## BEGIN
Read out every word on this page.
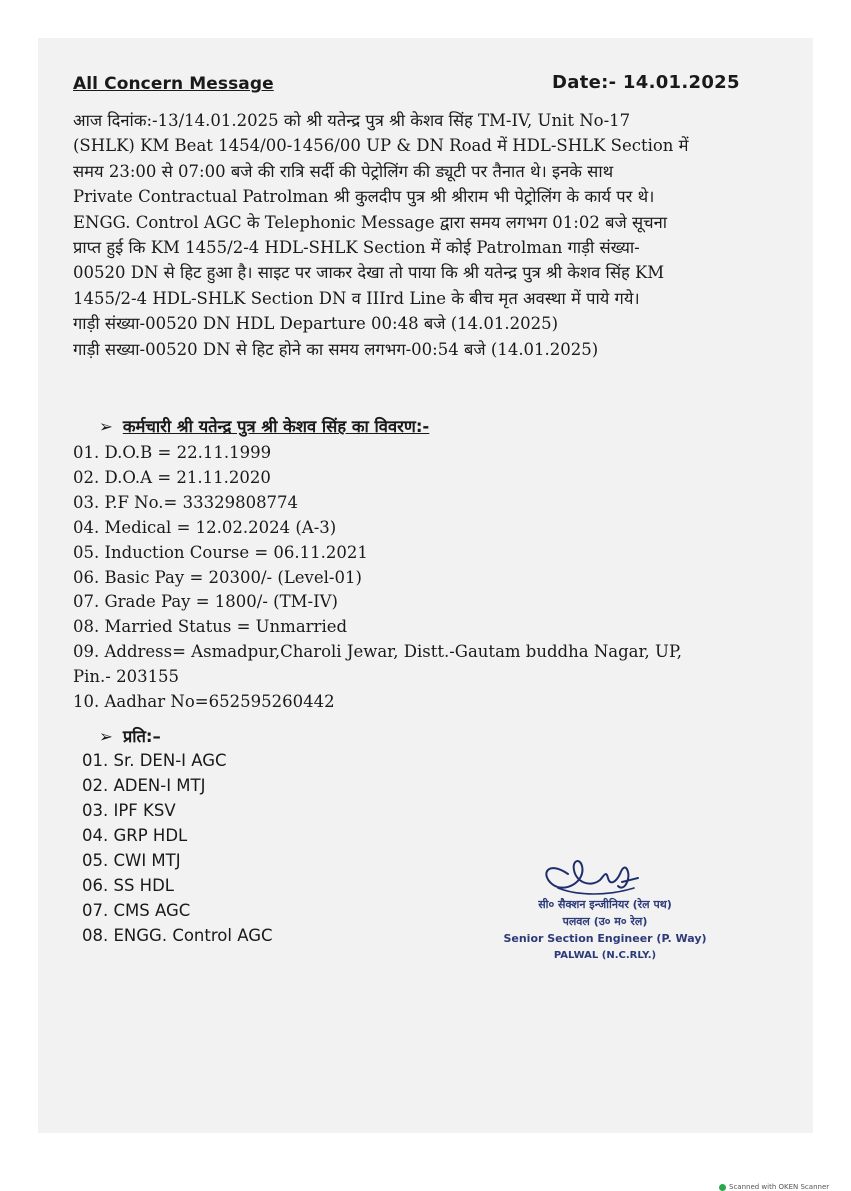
All Concern Message	Date:- 14.01.2025
आज दिनांक:-13/14.01.2025 को श्री यतेन्द्र पुत्र श्री केशव सिंह TM-IV, Unit No-17
(SHLK) KM Beat 1454/00-1456/00 UP & DN Road में HDL-SHLK Section में
समय 23:00 से 07:00 बजे की रात्रि सर्दी की पेट्रोलिंग की ड्यूटी पर तैनात थे। इनके साथ
Private Contractual Patrolman श्री कुलदीप पुत्र श्री श्रीराम भी पेट्रोलिंग के कार्य पर थे।
ENGG. Control AGC के Telephonic Message द्वारा समय लगभग 01:02 बजे सूचना
प्राप्त हुई कि KM 1455/2-4 HDL-SHLK Section में कोई Patrolman गाड़ी संख्या-
00520 DN से हिट हुआ है। साइट पर जाकर देखा तो पाया कि श्री यतेन्द्र पुत्र श्री केशव सिंह KM
1455/2-4 HDL-SHLK Section DN व IIIrd Line के बीच मृत अवस्था में पाये गये।
गाड़ी संख्या-00520 DN HDL Departure 00:48 बजे (14.01.2025)
गाड़ी सख्या-00520 DN से हिट होने का समय लगभग-00:54 बजे (14.01.2025)
➢ कर्मचारी श्री यतेन्द्र पुत्र श्री केशव सिंह का विवरण:-
01. D.O.B = 22.11.1999
02. D.O.A = 21.11.2020
03. P.F No.= 33329808774
04. Medical = 12.02.2024 (A-3)
05. Induction Course = 06.11.2021
06. Basic Pay = 20300/- (Level-01)
07. Grade Pay = 1800/- (TM-IV)
08. Married Status = Unmarried
09. Address= Asmadpur,Charoli Jewar, Distt.-Gautam buddha Nagar, UP,
Pin.- 203155
10. Aadhar No=652595260442
➢ प्रति:–
01. Sr. DEN-I AGC
02. ADEN-I MTJ
03. IPF KSV
04. GRP HDL
05. CWI MTJ
06. SS HDL
07. CMS AGC
08. ENGG. Control AGC
सी० सैक्शन इन्जीनियर (रेल पथ)
पलवल (उ० म० रेल)
Senior Section Engineer (P. Way)
PALWAL (N.C.RLY.)
Scanned with OKEN Scanner
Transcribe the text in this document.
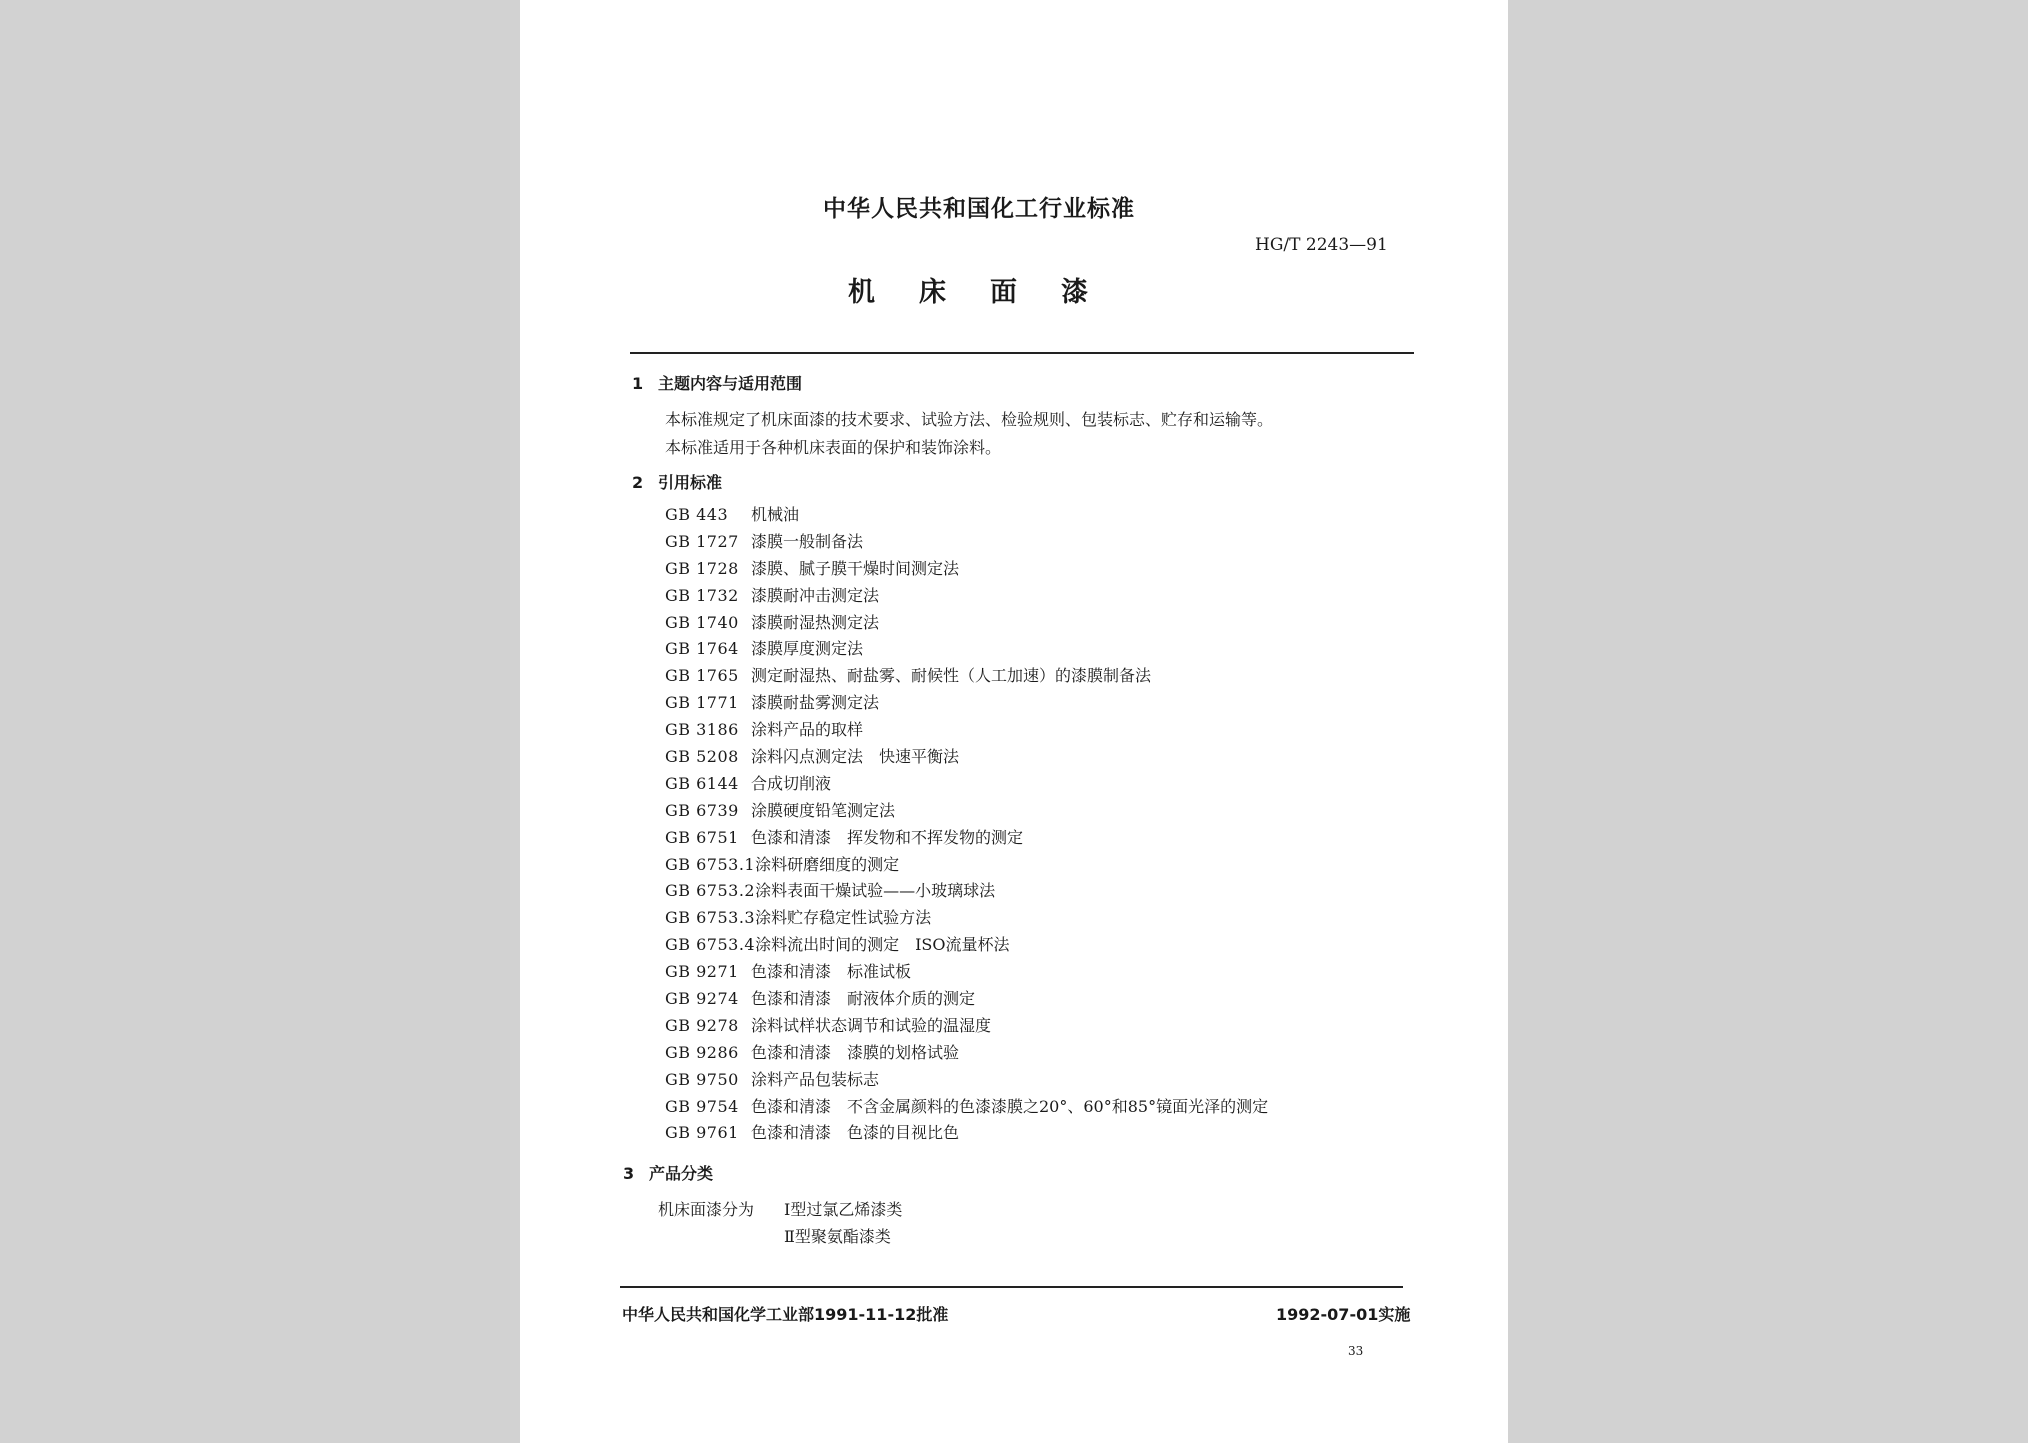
中华人民共和国化工行业标准
HG/T 2243—91
机床面漆
1 主题内容与适用范围
本标准规定了机床面漆的技术要求、试验方法、检验规则、包装标志、贮存和运输等。
本标准适用于各种机床表面的保护和装饰涂料。
2 引用标准
GB 443 机械油
GB 1727 漆膜一般制备法
GB 1728 漆膜、腻子膜干燥时间测定法
GB 1732 漆膜耐冲击测定法
GB 1740 漆膜耐湿热测定法
GB 1764 漆膜厚度测定法
GB 1765 测定耐湿热、耐盐雾、耐候性（人工加速）的漆膜制备法
GB 1771 漆膜耐盐雾测定法
GB 3186 涂料产品的取样
GB 5208 涂料闪点测定法　快速平衡法
GB 6144 合成切削液
GB 6739 涂膜硬度铅笔测定法
GB 6751 色漆和清漆　挥发物和不挥发物的测定
GB 6753.1涂料研磨细度的测定
GB 6753.2涂料表面干燥试验——小玻璃球法
GB 6753.3涂料贮存稳定性试验方法
GB 6753.4涂料流出时间的测定　ISO流量杯法
GB 9271 色漆和清漆　标准试板
GB 9274 色漆和清漆　耐液体介质的测定
GB 9278 涂料试样状态调节和试验的温湿度
GB 9286 色漆和清漆　漆膜的划格试验
GB 9750 涂料产品包装标志
GB 9754 色漆和清漆　不含金属颜料的色漆漆膜之20°、60°和85°镜面光泽的测定
GB 9761 色漆和清漆　色漆的目视比色
3 产品分类
机床面漆分为 Ⅰ型过氯乙烯漆类
Ⅱ型聚氨酯漆类
中华人民共和国化学工业部1991-11-12批准	1992-07-01实施
33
## END
* [Given instruction]: Transcribe every record above exactly as written, leaving out any pictures.

* [Written answer]:
Read out every word on this page.
All Concern Message	Date:- 14.01.2025
आज दिनांक:-13/14.01.2025 को श्री यतेन्द्र पुत्र श्री केशव सिंह TM-IV, Unit No-17
(SHLK) KM Beat 1454/00-1456/00 UP & DN Road में HDL-SHLK Section में
समय 23:00 से 07:00 बजे की रात्रि सर्दी की पेट्रोलिंग की ड्यूटी पर तैनात थे। इनके साथ
Private Contractual Patrolman श्री कुलदीप पुत्र श्री श्रीराम भी पेट्रोलिंग के कार्य पर थे।
ENGG. Control AGC के Telephonic Message द्वारा समय लगभग 01:02 बजे सूचना
प्राप्त हुई कि KM 1455/2-4 HDL-SHLK Section में कोई Patrolman गाड़ी संख्या-
00520 DN से हिट हुआ है। साइट पर जाकर देखा तो पाया कि श्री यतेन्द्र पुत्र श्री केशव सिंह KM
1455/2-4 HDL-SHLK Section DN व IIIrd Line के बीच मृत अवस्था में पाये गये।
गाड़ी संख्या-00520 DN HDL Departure 00:48 बजे (14.01.2025)
गाड़ी सख्या-00520 DN से हिट होने का समय लगभग-00:54 बजे (14.01.2025)
➢ कर्मचारी श्री यतेन्द्र पुत्र श्री केशव सिंह का विवरण:-
01. D.O.B = 22.11.1999
02. D.O.A = 21.11.2020
03. P.F No.= 33329808774
04. Medical = 12.02.2024 (A-3)
05. Induction Course = 06.11.2021
06. Basic Pay = 20300/- (Level-01)
07. Grade Pay = 1800/- (TM-IV)
08. Married Status = Unmarried
09. Address= Asmadpur,Charoli Jewar, Distt.-Gautam buddha Nagar, UP,
Pin.- 203155
10. Aadhar No=652595260442
➢ प्रति:–
01. Sr. DEN-I AGC
02. ADEN-I MTJ
03. IPF KSV
04. GRP HDL
05. CWI MTJ
06. SS HDL
07. CMS AGC
08. ENGG. Control AGC
सी० सैक्शन इन्जीनियर (रेल पथ)
पलवल (उ० म० रेल)
Senior Section Engineer (P. Way)
PALWAL (N.C.RLY.)
Scanned with OKEN Scanner
Transcribe the text in this document.
中华人民共和国化工行业标准
HG/T 2243—91
机床面漆
1 主题内容与适用范围
本标准规定了机床面漆的技术要求、试验方法、检验规则、包装标志、贮存和运输等。
本标准适用于各种机床表面的保护和装饰涂料。
2 引用标准
GB 443 机械油
GB 1727 漆膜一般制备法
GB 1728 漆膜、腻子膜干燥时间测定法
GB 1732 漆膜耐冲击测定法
GB 1740 漆膜耐湿热测定法
GB 1764 漆膜厚度测定法
GB 1765 测定耐湿热、耐盐雾、耐候性（人工加速）的漆膜制备法
GB 1771 漆膜耐盐雾测定法
GB 3186 涂料产品的取样
GB 5208 涂料闪点测定法　快速平衡法
GB 6144 合成切削液
GB 6739 涂膜硬度铅笔测定法
GB 6751 色漆和清漆　挥发物和不挥发物的测定
GB 6753.1涂料研磨细度的测定
GB 6753.2涂料表面干燥试验——小玻璃球法
GB 6753.3涂料贮存稳定性试验方法
GB 6753.4涂料流出时间的测定　ISO流量杯法
GB 9271 色漆和清漆　标准试板
GB 9274 色漆和清漆　耐液体介质的测定
GB 9278 涂料试样状态调节和试验的温湿度
GB 9286 色漆和清漆　漆膜的划格试验
GB 9750 涂料产品包装标志
GB 9754 色漆和清漆　不含金属颜料的色漆漆膜之20°、60°和85°镜面光泽的测定
GB 9761 色漆和清漆　色漆的目视比色
3 产品分类
机床面漆分为 Ⅰ型过氯乙烯漆类
Ⅱ型聚氨酯漆类
中华人民共和国化学工业部1991-11-12批准	1992-07-01实施
33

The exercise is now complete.